Exercise aim: Please report every line from the material that contains the word "thickness".

Dataset rows:
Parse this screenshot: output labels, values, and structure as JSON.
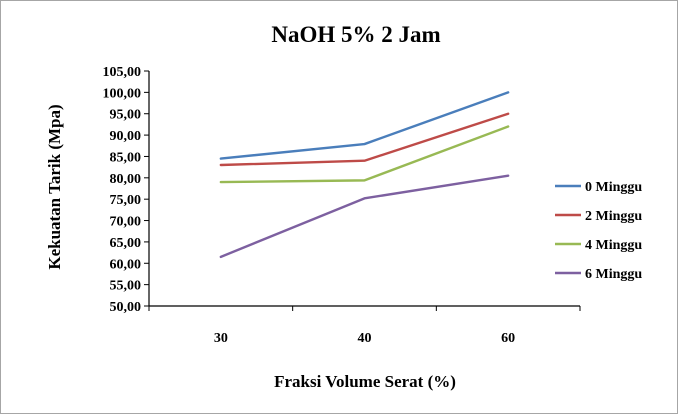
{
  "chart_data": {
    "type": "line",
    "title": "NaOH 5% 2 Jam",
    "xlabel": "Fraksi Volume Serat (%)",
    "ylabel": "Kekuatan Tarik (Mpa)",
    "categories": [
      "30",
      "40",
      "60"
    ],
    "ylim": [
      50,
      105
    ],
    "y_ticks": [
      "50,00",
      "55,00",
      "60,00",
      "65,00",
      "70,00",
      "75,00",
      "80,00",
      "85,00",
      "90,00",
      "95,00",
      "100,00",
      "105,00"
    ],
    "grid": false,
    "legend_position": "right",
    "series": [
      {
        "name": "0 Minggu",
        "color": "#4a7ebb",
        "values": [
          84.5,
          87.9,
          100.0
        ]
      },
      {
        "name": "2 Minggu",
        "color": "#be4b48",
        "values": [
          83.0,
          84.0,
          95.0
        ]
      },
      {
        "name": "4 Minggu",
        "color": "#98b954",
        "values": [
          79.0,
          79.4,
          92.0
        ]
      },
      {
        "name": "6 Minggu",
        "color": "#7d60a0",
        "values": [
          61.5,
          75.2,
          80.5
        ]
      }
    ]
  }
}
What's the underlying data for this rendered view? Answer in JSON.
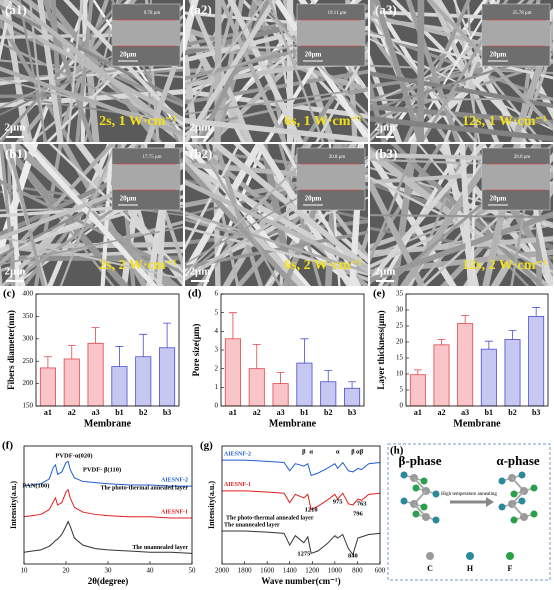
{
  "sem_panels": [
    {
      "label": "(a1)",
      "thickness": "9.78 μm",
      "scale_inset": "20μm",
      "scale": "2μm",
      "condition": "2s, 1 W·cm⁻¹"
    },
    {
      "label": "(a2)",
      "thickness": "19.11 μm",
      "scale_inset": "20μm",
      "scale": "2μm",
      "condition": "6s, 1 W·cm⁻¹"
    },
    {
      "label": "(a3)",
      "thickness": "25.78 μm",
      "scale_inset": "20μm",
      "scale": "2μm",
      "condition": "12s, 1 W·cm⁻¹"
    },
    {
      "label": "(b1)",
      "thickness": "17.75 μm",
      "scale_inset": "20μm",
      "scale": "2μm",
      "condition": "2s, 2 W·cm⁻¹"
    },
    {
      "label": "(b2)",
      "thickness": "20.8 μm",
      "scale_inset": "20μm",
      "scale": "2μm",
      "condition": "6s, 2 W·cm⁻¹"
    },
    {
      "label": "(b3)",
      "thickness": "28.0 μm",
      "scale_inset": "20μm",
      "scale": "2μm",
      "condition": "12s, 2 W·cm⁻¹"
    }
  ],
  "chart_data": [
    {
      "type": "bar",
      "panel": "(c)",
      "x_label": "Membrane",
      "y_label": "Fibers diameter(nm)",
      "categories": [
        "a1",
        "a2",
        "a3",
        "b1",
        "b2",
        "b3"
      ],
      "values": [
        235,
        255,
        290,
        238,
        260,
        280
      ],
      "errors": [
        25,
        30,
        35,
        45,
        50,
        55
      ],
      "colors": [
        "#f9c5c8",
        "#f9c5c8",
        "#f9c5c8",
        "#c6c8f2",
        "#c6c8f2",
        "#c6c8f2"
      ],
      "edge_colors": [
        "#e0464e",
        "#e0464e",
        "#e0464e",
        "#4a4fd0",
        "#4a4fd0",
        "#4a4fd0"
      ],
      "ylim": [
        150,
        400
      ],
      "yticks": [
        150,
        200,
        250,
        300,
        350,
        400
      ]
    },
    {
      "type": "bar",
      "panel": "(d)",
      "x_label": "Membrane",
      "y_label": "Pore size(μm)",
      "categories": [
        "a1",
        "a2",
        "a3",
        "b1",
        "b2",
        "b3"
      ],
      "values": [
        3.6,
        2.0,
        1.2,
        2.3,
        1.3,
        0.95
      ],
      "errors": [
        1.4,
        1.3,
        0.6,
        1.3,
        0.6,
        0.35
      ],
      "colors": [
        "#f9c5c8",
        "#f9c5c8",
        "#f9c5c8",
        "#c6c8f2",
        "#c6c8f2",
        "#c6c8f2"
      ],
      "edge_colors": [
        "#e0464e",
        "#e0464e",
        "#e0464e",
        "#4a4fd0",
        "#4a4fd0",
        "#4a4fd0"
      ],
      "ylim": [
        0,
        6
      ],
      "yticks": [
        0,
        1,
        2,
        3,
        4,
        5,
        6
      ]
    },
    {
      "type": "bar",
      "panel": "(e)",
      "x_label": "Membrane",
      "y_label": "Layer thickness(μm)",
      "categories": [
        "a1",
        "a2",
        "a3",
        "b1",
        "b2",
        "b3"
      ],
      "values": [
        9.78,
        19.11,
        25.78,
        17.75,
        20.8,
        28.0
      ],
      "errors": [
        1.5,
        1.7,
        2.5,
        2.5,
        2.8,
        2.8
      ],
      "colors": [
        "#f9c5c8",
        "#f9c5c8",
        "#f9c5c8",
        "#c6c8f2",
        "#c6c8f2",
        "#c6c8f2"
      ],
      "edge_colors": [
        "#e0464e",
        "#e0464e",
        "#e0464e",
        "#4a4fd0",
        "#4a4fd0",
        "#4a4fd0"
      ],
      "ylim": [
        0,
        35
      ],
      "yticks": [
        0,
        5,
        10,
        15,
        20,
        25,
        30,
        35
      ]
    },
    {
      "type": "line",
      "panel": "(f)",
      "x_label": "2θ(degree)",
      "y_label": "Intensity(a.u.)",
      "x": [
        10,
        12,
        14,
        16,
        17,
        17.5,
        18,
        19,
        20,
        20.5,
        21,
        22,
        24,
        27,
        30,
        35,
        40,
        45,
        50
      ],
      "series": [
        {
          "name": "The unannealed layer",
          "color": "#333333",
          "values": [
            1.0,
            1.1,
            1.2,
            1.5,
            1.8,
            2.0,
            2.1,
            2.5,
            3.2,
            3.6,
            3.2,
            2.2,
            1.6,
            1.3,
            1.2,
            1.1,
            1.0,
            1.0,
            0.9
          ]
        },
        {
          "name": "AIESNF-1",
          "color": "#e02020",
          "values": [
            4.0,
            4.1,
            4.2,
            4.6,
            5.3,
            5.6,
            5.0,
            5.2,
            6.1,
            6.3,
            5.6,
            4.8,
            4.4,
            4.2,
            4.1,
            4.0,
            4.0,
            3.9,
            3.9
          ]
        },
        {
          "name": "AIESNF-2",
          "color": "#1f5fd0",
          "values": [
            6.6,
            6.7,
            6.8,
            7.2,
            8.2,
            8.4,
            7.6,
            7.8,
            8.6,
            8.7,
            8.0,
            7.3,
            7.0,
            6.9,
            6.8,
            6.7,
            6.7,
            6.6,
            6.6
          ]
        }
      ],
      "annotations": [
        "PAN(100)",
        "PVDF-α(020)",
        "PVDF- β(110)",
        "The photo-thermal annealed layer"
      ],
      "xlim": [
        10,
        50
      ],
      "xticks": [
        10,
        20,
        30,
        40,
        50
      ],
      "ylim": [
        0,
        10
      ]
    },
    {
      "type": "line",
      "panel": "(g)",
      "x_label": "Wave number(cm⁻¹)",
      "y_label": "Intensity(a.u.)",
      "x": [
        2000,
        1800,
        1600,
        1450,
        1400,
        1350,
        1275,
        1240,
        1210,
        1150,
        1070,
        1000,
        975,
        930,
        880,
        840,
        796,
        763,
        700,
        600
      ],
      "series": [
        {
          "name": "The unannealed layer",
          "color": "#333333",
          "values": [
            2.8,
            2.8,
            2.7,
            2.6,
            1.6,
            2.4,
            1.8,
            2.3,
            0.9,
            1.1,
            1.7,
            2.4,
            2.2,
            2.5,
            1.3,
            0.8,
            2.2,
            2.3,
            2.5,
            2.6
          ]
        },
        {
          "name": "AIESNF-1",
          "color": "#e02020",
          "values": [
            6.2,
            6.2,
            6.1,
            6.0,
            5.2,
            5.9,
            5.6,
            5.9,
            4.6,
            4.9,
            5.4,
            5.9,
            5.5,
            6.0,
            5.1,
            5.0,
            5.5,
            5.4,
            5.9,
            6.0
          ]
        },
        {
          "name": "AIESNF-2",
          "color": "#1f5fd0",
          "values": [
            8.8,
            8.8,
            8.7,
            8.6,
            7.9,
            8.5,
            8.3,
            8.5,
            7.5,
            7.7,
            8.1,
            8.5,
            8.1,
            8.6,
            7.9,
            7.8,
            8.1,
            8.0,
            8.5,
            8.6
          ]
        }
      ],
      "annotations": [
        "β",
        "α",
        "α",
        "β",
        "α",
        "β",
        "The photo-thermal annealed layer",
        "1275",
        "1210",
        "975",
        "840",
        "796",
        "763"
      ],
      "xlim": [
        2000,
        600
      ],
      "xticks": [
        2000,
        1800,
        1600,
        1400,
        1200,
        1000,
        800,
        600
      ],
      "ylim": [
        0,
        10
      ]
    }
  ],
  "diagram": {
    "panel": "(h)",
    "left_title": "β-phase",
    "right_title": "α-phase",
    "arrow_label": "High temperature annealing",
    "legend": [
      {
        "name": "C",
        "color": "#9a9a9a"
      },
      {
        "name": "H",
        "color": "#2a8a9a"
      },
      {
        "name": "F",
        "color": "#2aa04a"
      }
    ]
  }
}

Worked answer:
      "thickness": "9.78 μm",
      "thickness": "19.11 μm",
      "thickness": "25.78 μm",
      "thickness": "17.75 μm",
      "thickness": "20.8 μm",
      "thickness": "28.0 μm",
      "y_label": "Layer thickness(μm)",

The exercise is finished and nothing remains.